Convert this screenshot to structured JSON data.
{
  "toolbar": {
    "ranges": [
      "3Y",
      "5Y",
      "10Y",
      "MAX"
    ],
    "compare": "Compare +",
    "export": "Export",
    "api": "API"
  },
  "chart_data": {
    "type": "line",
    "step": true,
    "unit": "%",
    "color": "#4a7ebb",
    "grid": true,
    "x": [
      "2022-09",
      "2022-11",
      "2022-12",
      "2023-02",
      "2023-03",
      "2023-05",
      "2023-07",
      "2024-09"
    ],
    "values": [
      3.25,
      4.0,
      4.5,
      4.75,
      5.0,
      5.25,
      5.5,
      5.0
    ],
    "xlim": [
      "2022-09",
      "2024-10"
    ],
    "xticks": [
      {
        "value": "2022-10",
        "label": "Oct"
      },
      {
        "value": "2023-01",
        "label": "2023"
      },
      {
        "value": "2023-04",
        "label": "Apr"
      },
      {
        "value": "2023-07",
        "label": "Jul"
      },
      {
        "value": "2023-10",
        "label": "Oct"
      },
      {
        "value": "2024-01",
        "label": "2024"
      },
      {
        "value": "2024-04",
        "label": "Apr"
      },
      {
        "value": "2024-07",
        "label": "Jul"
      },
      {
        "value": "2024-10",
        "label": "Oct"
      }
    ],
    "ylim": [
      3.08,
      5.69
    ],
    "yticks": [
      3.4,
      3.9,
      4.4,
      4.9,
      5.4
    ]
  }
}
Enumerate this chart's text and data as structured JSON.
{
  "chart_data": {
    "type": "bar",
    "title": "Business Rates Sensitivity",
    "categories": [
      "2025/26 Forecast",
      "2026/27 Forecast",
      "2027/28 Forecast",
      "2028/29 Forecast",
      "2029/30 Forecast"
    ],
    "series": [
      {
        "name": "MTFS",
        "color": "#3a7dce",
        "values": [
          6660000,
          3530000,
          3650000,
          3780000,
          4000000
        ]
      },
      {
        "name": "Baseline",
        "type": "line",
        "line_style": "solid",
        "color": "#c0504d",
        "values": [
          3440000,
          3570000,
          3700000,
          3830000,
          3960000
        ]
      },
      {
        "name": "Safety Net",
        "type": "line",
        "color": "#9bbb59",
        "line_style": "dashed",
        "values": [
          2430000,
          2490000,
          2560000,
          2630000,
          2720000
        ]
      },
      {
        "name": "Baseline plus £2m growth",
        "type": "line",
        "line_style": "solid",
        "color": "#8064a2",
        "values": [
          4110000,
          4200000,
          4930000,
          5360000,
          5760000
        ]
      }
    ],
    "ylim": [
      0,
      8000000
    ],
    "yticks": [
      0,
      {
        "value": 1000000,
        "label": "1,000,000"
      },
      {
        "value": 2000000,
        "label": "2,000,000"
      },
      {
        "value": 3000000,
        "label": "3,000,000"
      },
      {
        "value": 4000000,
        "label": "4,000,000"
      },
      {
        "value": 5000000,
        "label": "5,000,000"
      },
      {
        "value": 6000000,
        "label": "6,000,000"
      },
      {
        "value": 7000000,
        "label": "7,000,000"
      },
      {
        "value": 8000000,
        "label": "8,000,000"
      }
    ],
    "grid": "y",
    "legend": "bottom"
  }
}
---
• [Brief] In the material above, tally every line with the string "name" in it, then give that number alone.

• [Result of the task] 4